***** Provided data *****

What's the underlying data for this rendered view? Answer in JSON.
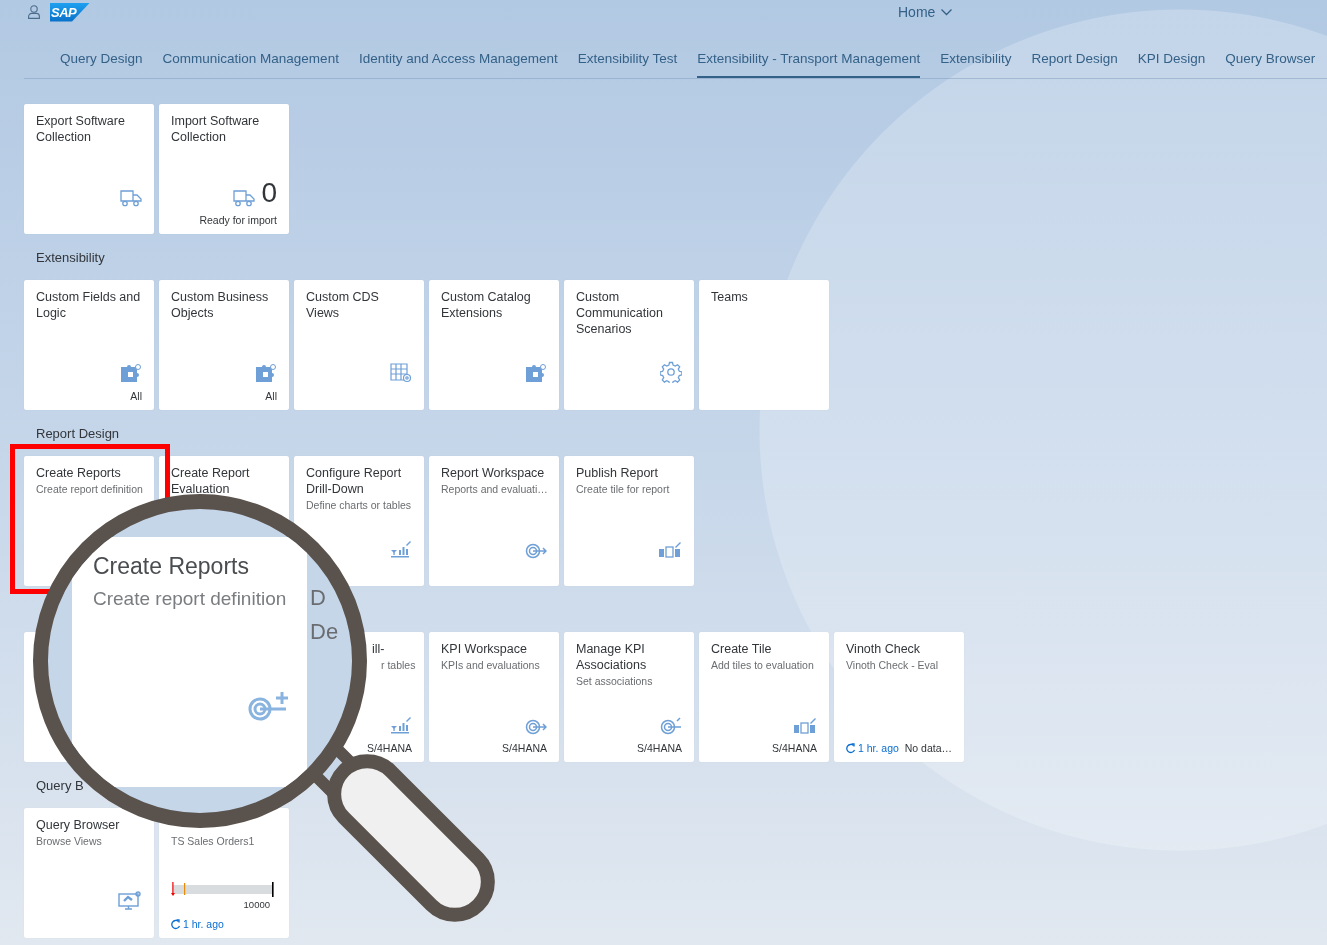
{
  "header": {
    "logo": "SAP",
    "home": "Home"
  },
  "tabs": [
    {
      "label": "Query Design",
      "selected": false
    },
    {
      "label": "Communication Management",
      "selected": false
    },
    {
      "label": "Identity and Access Management",
      "selected": false
    },
    {
      "label": "Extensibility Test",
      "selected": false
    },
    {
      "label": "Extensibility - Transport Management",
      "selected": true
    },
    {
      "label": "Extensibility",
      "selected": false
    },
    {
      "label": "Report Design",
      "selected": false
    },
    {
      "label": "KPI Design",
      "selected": false
    },
    {
      "label": "Query Browser",
      "selected": false
    }
  ],
  "groups": [
    {
      "tiles": [
        {
          "kind": "normal",
          "title": "Export Software Collection"
        },
        {
          "kind": "normal",
          "title": "Import Software Collection",
          "number": "0",
          "footer": "Ready for import"
        }
      ]
    },
    {
      "title": "Extensibility",
      "tiles": [
        {
          "kind": "normal",
          "title": "Custom Fields and Logic",
          "footer": "All"
        },
        {
          "kind": "normal",
          "title": "Custom Business Objects",
          "footer": "All"
        },
        {
          "kind": "normal",
          "title": "Custom CDS Views"
        },
        {
          "kind": "normal",
          "title": "Custom Catalog Extensions"
        },
        {
          "kind": "normal",
          "title": "Custom Communication Scenarios"
        },
        {
          "kind": "normal",
          "title": "Teams"
        }
      ]
    },
    {
      "title": "Report Design",
      "tiles": [
        {
          "kind": "normal",
          "title": "Create Reports",
          "subtitle": "Create report definition"
        },
        {
          "kind": "normal",
          "title": "Create Report Evaluation"
        },
        {
          "kind": "normal",
          "title": "Configure Report Drill-Down",
          "subtitle": "Define charts or tables"
        },
        {
          "kind": "normal",
          "title": "Report Workspace",
          "subtitle": "Reports and evaluati…"
        },
        {
          "kind": "normal",
          "title": "Publish Report",
          "subtitle": "Create tile for report"
        }
      ]
    },
    {
      "tiles": [
        {
          "kind": "covered"
        },
        {
          "kind": "covered"
        },
        {
          "kind": "partial",
          "title": "ill-",
          "subtitle": "r tables",
          "footer": "S/4HANA"
        },
        {
          "kind": "normal",
          "title": "KPI Workspace",
          "subtitle": "KPIs and evaluations",
          "footer": "S/4HANA"
        },
        {
          "kind": "normal",
          "title": "Manage KPI Associations",
          "subtitle": "Set associations",
          "footer": "S/4HANA"
        },
        {
          "kind": "normal",
          "title": "Create Tile",
          "subtitle": "Add tiles to evaluation",
          "footer": "S/4HANA"
        },
        {
          "kind": "normal",
          "title": "Vinoth Check",
          "subtitle": "Vinoth Check - Eval",
          "refresh": "1 hr. ago",
          "footer": "No data…"
        }
      ]
    },
    {
      "title": "Query B",
      "tiles": [
        {
          "kind": "normal",
          "title": "Query Browser",
          "subtitle": "Browse Views"
        },
        {
          "kind": "bullet",
          "subtitle": "TS Sales Orders1",
          "scale": "10000",
          "refresh": "1 hr. ago"
        }
      ]
    }
  ],
  "magnifier": {
    "title": "Create Reports",
    "subtitle": "Create report definition",
    "fragments": [
      "D",
      "De"
    ]
  }
}
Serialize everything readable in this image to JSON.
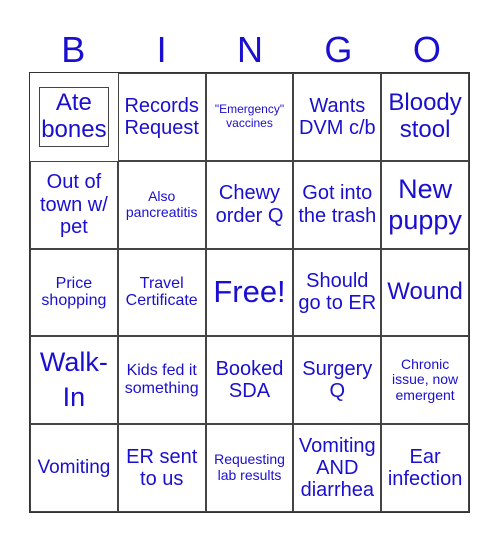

*****

- Instruction
Make an exact copy of the whole listing, but don't bring over any pictures.

- Answer to this problem
What's the underlying data for this rendered view? Answer in JSON.
{
  "header": {
    "logo": "SAP",
    "home": "Home"
  },
  "tabs": [
    {
      "label": "Query Design",
      "selected": false
    },
    {
      "label": "Communication Management",
      "selected": false
    },
    {
      "label": "Identity and Access Management",
      "selected": false
    },
    {
      "label": "Extensibility Test",
      "selected": false
    },
    {
      "label": "Extensibility - Transport Management",
      "selected": true
    },
    {
      "label": "Extensibility",
      "selected": false
    },
    {
      "label": "Report Design",
      "selected": false
    },
    {
      "label": "KPI Design",
      "selected": false
    },
    {
      "label": "Query Browser",
      "selected": false
    }
  ],
  "groups": [
    {
      "tiles": [
        {
          "kind": "normal",
          "title": "Export Software Collection"
        },
        {
          "kind": "normal",
          "title": "Import Software Collection",
          "number": "0",
          "footer": "Ready for import"
        }
      ]
    },
    {
      "title": "Extensibility",
      "tiles": [
        {
          "kind": "normal",
          "title": "Custom Fields and Logic",
          "footer": "All"
        },
        {
          "kind": "normal",
          "title": "Custom Business Objects",
          "footer": "All"
        },
        {
          "kind": "normal",
          "title": "Custom CDS Views"
        },
        {
          "kind": "normal",
          "title": "Custom Catalog Extensions"
        },
        {
          "kind": "normal",
          "title": "Custom Communication Scenarios"
        },
        {
          "kind": "normal",
          "title": "Teams"
        }
      ]
    },
    {
      "title": "Report Design",
      "tiles": [
        {
          "kind": "normal",
          "title": "Create Reports",
          "subtitle": "Create report definition"
        },
        {
          "kind": "normal",
          "title": "Create Report Evaluation"
        },
        {
          "kind": "normal",
          "title": "Configure Report Drill-Down",
          "subtitle": "Define charts or tables"
        },
        {
          "kind": "normal",
          "title": "Report Workspace",
          "subtitle": "Reports and evaluati…"
        },
        {
          "kind": "normal",
          "title": "Publish Report",
          "subtitle": "Create tile for report"
        }
      ]
    },
    {
      "tiles": [
        {
          "kind": "covered"
        },
        {
          "kind": "covered"
        },
        {
          "kind": "partial",
          "title": "ill-",
          "subtitle": "r tables",
          "footer": "S/4HANA"
        },
        {
          "kind": "normal",
          "title": "KPI Workspace",
          "subtitle": "KPIs and evaluations",
          "footer": "S/4HANA"
        },
        {
          "kind": "normal",
          "title": "Manage KPI Associations",
          "subtitle": "Set associations",
          "footer": "S/4HANA"
        },
        {
          "kind": "normal",
          "title": "Create Tile",
          "subtitle": "Add tiles to evaluation",
          "footer": "S/4HANA"
        },
        {
          "kind": "normal",
          "title": "Vinoth Check",
          "subtitle": "Vinoth Check - Eval",
          "refresh": "1 hr. ago",
          "footer": "No data…"
        }
      ]
    },
    {
      "title": "Query B",
      "tiles": [
        {
          "kind": "normal",
          "title": "Query Browser",
          "subtitle": "Browse Views"
        },
        {
          "kind": "bullet",
          "subtitle": "TS Sales Orders1",
          "scale": "10000",
          "refresh": "1 hr. ago"
        }
      ]
    }
  ],
  "magnifier": {
    "title": "Create Reports",
    "subtitle": "Create report definition",
    "fragments": [
      "D",
      "De"
    ]
  }
}
Serialize everything readable in this image to JSON.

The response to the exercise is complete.